Items from a dataset
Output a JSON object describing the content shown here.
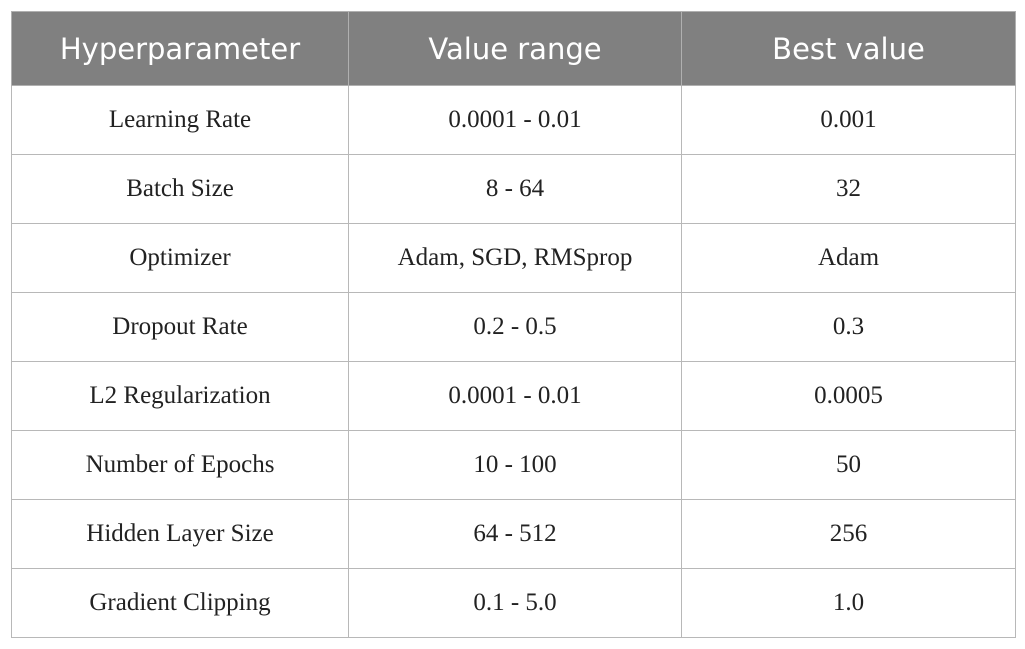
{
  "table": {
    "header": [
      "Hyperparameter",
      "Value range",
      "Best value"
    ],
    "rows": [
      [
        "Learning Rate",
        "0.0001 - 0.01",
        "0.001"
      ],
      [
        "Batch Size",
        "8 - 64",
        "32"
      ],
      [
        "Optimizer",
        "Adam, SGD, RMSprop",
        "Adam"
      ],
      [
        "Dropout Rate",
        "0.2 - 0.5",
        "0.3"
      ],
      [
        "L2 Regularization",
        "0.0001 - 0.01",
        "0.0005"
      ],
      [
        "Number of Epochs",
        "10 - 100",
        "50"
      ],
      [
        "Hidden Layer Size",
        "64 - 512",
        "256"
      ],
      [
        "Gradient Clipping",
        "0.1 - 5.0",
        "1.0"
      ]
    ]
  }
}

* [Your task] Without the pictures, retype the whole of the material above exactly.

* [Result for this exercise]
Output a JSON object describing the content shown here.
{
  "table": {
    "header": [
      "Hyperparameter",
      "Value range",
      "Best value"
    ],
    "rows": [
      [
        "Learning Rate",
        "0.0001 - 0.01",
        "0.001"
      ],
      [
        "Batch Size",
        "8 - 64",
        "32"
      ],
      [
        "Optimizer",
        "Adam, SGD, RMSprop",
        "Adam"
      ],
      [
        "Dropout Rate",
        "0.2 - 0.5",
        "0.3"
      ],
      [
        "L2 Regularization",
        "0.0001 - 0.01",
        "0.0005"
      ],
      [
        "Number of Epochs",
        "10 - 100",
        "50"
      ],
      [
        "Hidden Layer Size",
        "64 - 512",
        "256"
      ],
      [
        "Gradient Clipping",
        "0.1 - 5.0",
        "1.0"
      ]
    ]
  }
}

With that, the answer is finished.